-- WORK REQUIRED --
Write out every line of the material below character for character, but leave the pictures out of your answer.

Layout annotation records
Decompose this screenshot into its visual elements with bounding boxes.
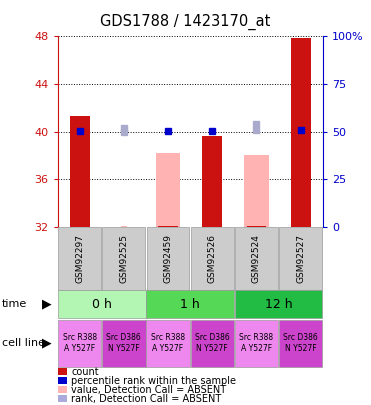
Text: ▶: ▶	[42, 298, 51, 311]
Text: ▶: ▶	[42, 337, 51, 350]
Bar	[291, 38, 311, 227]
Bar	[156, 153, 180, 227]
Bar	[70, 116, 89, 227]
Text: GSM92297: GSM92297	[75, 234, 84, 283]
Text: GSM92459: GSM92459	[164, 234, 173, 283]
Text: Src D386
N Y527F: Src D386 N Y527F	[283, 333, 318, 353]
Text: GSM92527: GSM92527	[296, 234, 305, 283]
Text: count: count	[71, 367, 99, 377]
Text: GSM92526: GSM92526	[208, 234, 217, 283]
Text: value, Detection Call = ABSENT: value, Detection Call = ABSENT	[71, 385, 226, 394]
Text: time: time	[2, 299, 27, 309]
Text: cell line: cell line	[2, 338, 45, 348]
Text: 0 h: 0 h	[92, 298, 112, 311]
Text: Src R388
A Y527F: Src R388 A Y527F	[151, 333, 185, 353]
Text: 12 h: 12 h	[265, 298, 292, 311]
Text: GSM92524: GSM92524	[252, 234, 261, 283]
Text: Src R388
A Y527F: Src R388 A Y527F	[63, 333, 97, 353]
Bar	[244, 156, 269, 227]
Text: percentile rank within the sample: percentile rank within the sample	[71, 376, 236, 386]
Text: 1 h: 1 h	[180, 298, 200, 311]
Text: Src D386
N Y527F: Src D386 N Y527F	[195, 333, 230, 353]
Bar	[121, 226, 127, 227]
Bar	[158, 226, 178, 227]
Text: Src D386
N Y527F: Src D386 N Y527F	[106, 333, 141, 353]
Bar	[202, 136, 222, 227]
Text: Src R388
A Y527F: Src R388 A Y527F	[239, 333, 273, 353]
Text: rank, Detection Call = ABSENT: rank, Detection Call = ABSENT	[71, 394, 221, 403]
Text: GDS1788 / 1423170_at: GDS1788 / 1423170_at	[100, 14, 271, 30]
Text: GSM92525: GSM92525	[119, 234, 128, 283]
Bar	[246, 226, 266, 227]
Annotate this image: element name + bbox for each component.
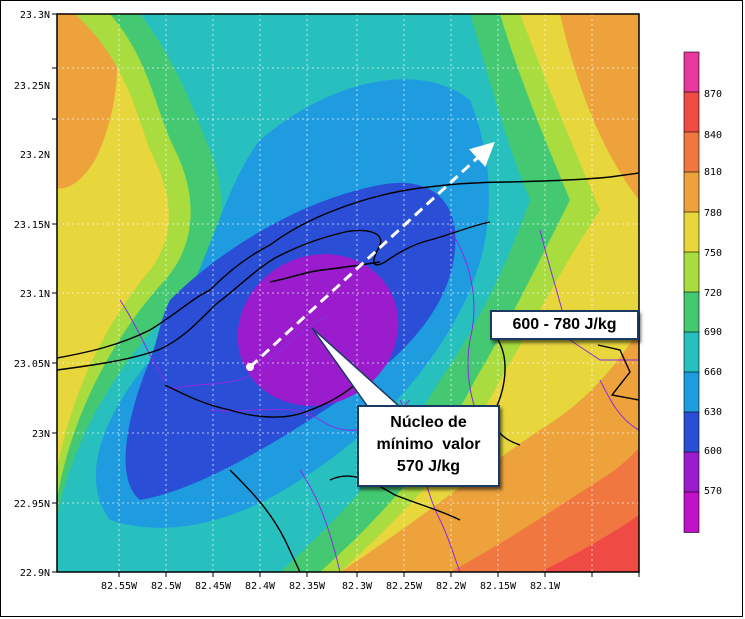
- core-label-line-1: Núcleo de: [390, 414, 467, 431]
- lat-label: 23N: [32, 429, 50, 440]
- colorbar-segment: [683, 371, 700, 413]
- coastline: [57, 172, 639, 572]
- colorbar: [683, 51, 700, 533]
- colorbar-label: 840: [704, 130, 722, 141]
- core-label-line-3: 570 J/kg: [396, 458, 461, 475]
- colorbar-label: 600: [704, 446, 722, 457]
- lon-label: 82.3W: [342, 581, 373, 592]
- colorbar-label: 750: [704, 248, 722, 259]
- lon-label: 82.1W: [530, 581, 561, 592]
- wind-direction-arrow: [248, 141, 495, 369]
- lon-label: 82.25W: [386, 581, 423, 592]
- colorbar-segment: [683, 491, 700, 533]
- lat-label: 22.9N: [20, 568, 50, 579]
- colorbar-segment: [683, 51, 700, 93]
- lat-label: 23.1N: [20, 289, 50, 300]
- lon-label: 82.2W: [436, 581, 467, 592]
- lat-label: 23.05N: [14, 359, 50, 370]
- colorbar-labels: 870 840 810 780 750 720 690 660 630 600 …: [704, 89, 722, 497]
- arrow-origin-dot: [246, 363, 254, 371]
- colorbar-label: 630: [704, 407, 722, 418]
- colorbar-segment: [683, 171, 700, 213]
- colorbar-segment: [683, 131, 700, 173]
- colorbar-label: 810: [704, 167, 722, 178]
- colorbar-segment: [683, 91, 700, 133]
- colorbar-label: 720: [704, 288, 722, 299]
- range-label-box: 600 - 780 J/kg: [490, 310, 639, 340]
- lat-label: 23.25N: [14, 81, 50, 92]
- tick-marks: [52, 13, 640, 577]
- colorbar-label: 780: [704, 208, 722, 219]
- lat-label: 23.3N: [20, 10, 50, 21]
- lon-label: 82.5W: [151, 581, 182, 592]
- lat-labels: 23.3N 23.25N 23.2N 23.15N 23.1N 23.05N 2…: [14, 10, 50, 579]
- colorbar-label: 660: [704, 367, 722, 378]
- colorbar-label: 870: [704, 89, 722, 100]
- lon-labels: 82.55W 82.5W 82.45W 82.4W 82.35W 82.3W 8…: [101, 581, 561, 592]
- colorbar-segment: [683, 291, 700, 333]
- lat-label: 22.95N: [14, 499, 50, 510]
- lon-label: 82.4W: [245, 581, 276, 592]
- colorbar-segment: [683, 411, 700, 453]
- lat-label: 23.15N: [14, 220, 50, 231]
- range-label: 600 - 780 J/kg: [512, 316, 617, 333]
- lon-label: 82.55W: [101, 581, 138, 592]
- colorbar-label: 690: [704, 327, 722, 338]
- lat-label: 23.2N: [20, 150, 50, 161]
- colorbar-segment: [683, 211, 700, 253]
- lon-label: 82.15W: [480, 581, 517, 592]
- lon-label: 82.45W: [195, 581, 232, 592]
- colorbar-label: 570: [704, 486, 722, 497]
- lon-label: 82.35W: [289, 581, 326, 592]
- colorbar-segment: [683, 451, 700, 493]
- core-label-line-2: mínimo valor: [376, 436, 481, 453]
- colorbar-segment: [683, 251, 700, 293]
- colorbar-segment: [683, 331, 700, 373]
- core-label-box: Núcleo de mínimo valor 570 J/kg: [357, 405, 500, 487]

-- COMPLETE ANSWER --
Decompose this screenshot into its visual elements with bounding boxes.
Text: ▶: ▶	[42, 298, 51, 311]
Text: ▶: ▶	[42, 337, 51, 350]
Bar	[291, 38, 311, 227]
Bar	[156, 153, 180, 227]
Bar	[70, 116, 89, 227]
Text: GSM92297: GSM92297	[75, 234, 84, 283]
Text: GSM92459: GSM92459	[164, 234, 173, 283]
Text: Src D386
N Y527F: Src D386 N Y527F	[283, 333, 318, 353]
Text: GSM92527: GSM92527	[296, 234, 305, 283]
Text: count: count	[71, 367, 99, 377]
Text: GSM92526: GSM92526	[208, 234, 217, 283]
Text: value, Detection Call = ABSENT: value, Detection Call = ABSENT	[71, 385, 226, 394]
Text: time: time	[2, 299, 27, 309]
Text: cell line: cell line	[2, 338, 45, 348]
Text: 0 h: 0 h	[92, 298, 112, 311]
Text: Src R388
A Y527F: Src R388 A Y527F	[151, 333, 185, 353]
Text: 12 h: 12 h	[265, 298, 292, 311]
Text: GSM92524: GSM92524	[252, 234, 261, 283]
Text: Src R388
A Y527F: Src R388 A Y527F	[63, 333, 97, 353]
Bar	[244, 156, 269, 227]
Text: percentile rank within the sample: percentile rank within the sample	[71, 376, 236, 386]
Text: 1 h: 1 h	[180, 298, 200, 311]
Text: Src D386
N Y527F: Src D386 N Y527F	[195, 333, 230, 353]
Bar	[121, 226, 127, 227]
Bar	[158, 226, 178, 227]
Text: Src D386
N Y527F: Src D386 N Y527F	[106, 333, 141, 353]
Bar	[202, 136, 222, 227]
Text: Src R388
A Y527F: Src R388 A Y527F	[239, 333, 273, 353]
Text: rank, Detection Call = ABSENT: rank, Detection Call = ABSENT	[71, 394, 221, 403]
Text: GDS1788 / 1423170_at: GDS1788 / 1423170_at	[100, 14, 271, 30]
Text: GSM92525: GSM92525	[119, 234, 128, 283]
Bar	[246, 226, 266, 227]
Annotate this image: element name + bbox for each component.
- core-label-line-1: Núcleo de: [390, 414, 467, 431]
- lat-label: 23N: [32, 429, 50, 440]
- colorbar-segment: [683, 371, 700, 413]
- coastline: [57, 172, 639, 572]
- colorbar: [683, 51, 700, 533]
- colorbar-label: 840: [704, 130, 722, 141]
- core-label-line-3: 570 J/kg: [396, 458, 461, 475]
- colorbar-label: 600: [704, 446, 722, 457]
- lon-label: 82.3W: [342, 581, 373, 592]
- colorbar-label: 750: [704, 248, 722, 259]
- lon-label: 82.1W: [530, 581, 561, 592]
- wind-direction-arrow: [248, 141, 495, 369]
- lon-label: 82.25W: [386, 581, 423, 592]
- colorbar-segment: [683, 491, 700, 533]
- lat-label: 22.9N: [20, 568, 50, 579]
- colorbar-segment: [683, 51, 700, 93]
- lat-label: 23.1N: [20, 289, 50, 300]
- lon-label: 82.2W: [436, 581, 467, 592]
- lat-label: 23.05N: [14, 359, 50, 370]
- colorbar-labels: 870 840 810 780 750 720 690 660 630 600 …: [704, 89, 722, 497]
- arrow-origin-dot: [246, 363, 254, 371]
- colorbar-label: 630: [704, 407, 722, 418]
- colorbar-segment: [683, 171, 700, 213]
- colorbar-segment: [683, 131, 700, 173]
- colorbar-label: 810: [704, 167, 722, 178]
- colorbar-segment: [683, 91, 700, 133]
- colorbar-label: 720: [704, 288, 722, 299]
- range-label-box: 600 - 780 J/kg: [490, 310, 639, 340]
- lat-label: 23.25N: [14, 81, 50, 92]
- tick-marks: [52, 13, 640, 577]
- colorbar-label: 780: [704, 208, 722, 219]
- lat-label: 23.3N: [20, 10, 50, 21]
- lon-label: 82.5W: [151, 581, 182, 592]
- lat-labels: 23.3N 23.25N 23.2N 23.15N 23.1N 23.05N 2…: [14, 10, 50, 579]
- colorbar-label: 660: [704, 367, 722, 378]
- colorbar-label: 870: [704, 89, 722, 100]
- lon-labels: 82.55W 82.5W 82.45W 82.4W 82.35W 82.3W 8…: [101, 581, 561, 592]
- colorbar-segment: [683, 291, 700, 333]
- lat-label: 22.95N: [14, 499, 50, 510]
- lon-label: 82.4W: [245, 581, 276, 592]
- colorbar-segment: [683, 411, 700, 453]
- lat-label: 23.15N: [14, 220, 50, 231]
- range-label: 600 - 780 J/kg: [512, 316, 617, 333]
- lon-label: 82.55W: [101, 581, 138, 592]
- colorbar-label: 690: [704, 327, 722, 338]
- lat-label: 23.2N: [20, 150, 50, 161]
- colorbar-segment: [683, 211, 700, 253]
- lon-label: 82.15W: [480, 581, 517, 592]
- lon-label: 82.45W: [195, 581, 232, 592]
- colorbar-label: 570: [704, 486, 722, 497]
- lon-label: 82.35W: [289, 581, 326, 592]
- colorbar-segment: [683, 451, 700, 493]
- core-label-line-2: mínimo valor: [376, 436, 481, 453]
- colorbar-segment: [683, 251, 700, 293]
- colorbar-segment: [683, 331, 700, 373]
- core-label-box: Núcleo de mínimo valor 570 J/kg: [357, 405, 500, 487]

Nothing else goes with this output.